* [Stored rows]:
================

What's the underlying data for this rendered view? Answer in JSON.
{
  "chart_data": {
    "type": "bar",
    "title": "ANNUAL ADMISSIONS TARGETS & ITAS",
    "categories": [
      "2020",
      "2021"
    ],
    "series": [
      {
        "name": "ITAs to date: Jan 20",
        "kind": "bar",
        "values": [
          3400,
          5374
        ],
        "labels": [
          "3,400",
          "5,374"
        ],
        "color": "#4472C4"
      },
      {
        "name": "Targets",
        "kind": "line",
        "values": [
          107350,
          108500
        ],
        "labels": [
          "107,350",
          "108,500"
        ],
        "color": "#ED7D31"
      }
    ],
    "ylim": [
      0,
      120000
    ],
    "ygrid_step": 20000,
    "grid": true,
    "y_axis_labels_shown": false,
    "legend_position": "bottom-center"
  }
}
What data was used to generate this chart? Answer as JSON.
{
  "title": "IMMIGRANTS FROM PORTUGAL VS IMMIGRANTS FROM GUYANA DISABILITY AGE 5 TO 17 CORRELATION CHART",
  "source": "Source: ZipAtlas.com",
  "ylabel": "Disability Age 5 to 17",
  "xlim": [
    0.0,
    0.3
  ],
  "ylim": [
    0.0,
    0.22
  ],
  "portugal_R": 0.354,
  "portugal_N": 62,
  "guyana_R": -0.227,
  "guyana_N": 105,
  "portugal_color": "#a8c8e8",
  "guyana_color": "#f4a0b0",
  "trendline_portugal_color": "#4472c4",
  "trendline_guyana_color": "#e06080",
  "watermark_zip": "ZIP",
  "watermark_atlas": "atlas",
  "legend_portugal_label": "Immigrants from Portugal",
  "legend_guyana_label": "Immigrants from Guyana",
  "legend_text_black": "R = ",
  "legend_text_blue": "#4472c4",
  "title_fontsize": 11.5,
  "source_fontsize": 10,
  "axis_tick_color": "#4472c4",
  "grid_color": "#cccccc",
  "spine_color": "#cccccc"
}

================

In the listing above, find the line with "What data was" and set down that line and all after it exactly, through the final line.

* [Task response]:
What data was used to generate this chart? Answer as JSON.
{
  "title": "IMMIGRANTS FROM PORTUGAL VS IMMIGRANTS FROM GUYANA DISABILITY AGE 5 TO 17 CORRELATION CHART",
  "source": "Source: ZipAtlas.com",
  "ylabel": "Disability Age 5 to 17",
  "xlim": [
    0.0,
    0.3
  ],
  "ylim": [
    0.0,
    0.22
  ],
  "portugal_R": 0.354,
  "portugal_N": 62,
  "guyana_R": -0.227,
  "guyana_N": 105,
  "portugal_color": "#a8c8e8",
  "guyana_color": "#f4a0b0",
  "trendline_portugal_color": "#4472c4",
  "trendline_guyana_color": "#e06080",
  "watermark_zip": "ZIP",
  "watermark_atlas": "atlas",
  "legend_portugal_label": "Immigrants from Portugal",
  "legend_guyana_label": "Immigrants from Guyana",
  "legend_text_black": "R = ",
  "legend_text_blue": "#4472c4",
  "title_fontsize": 11.5,
  "source_fontsize": 10,
  "axis_tick_color": "#4472c4",
  "grid_color": "#cccccc",
  "spine_color": "#cccccc"
}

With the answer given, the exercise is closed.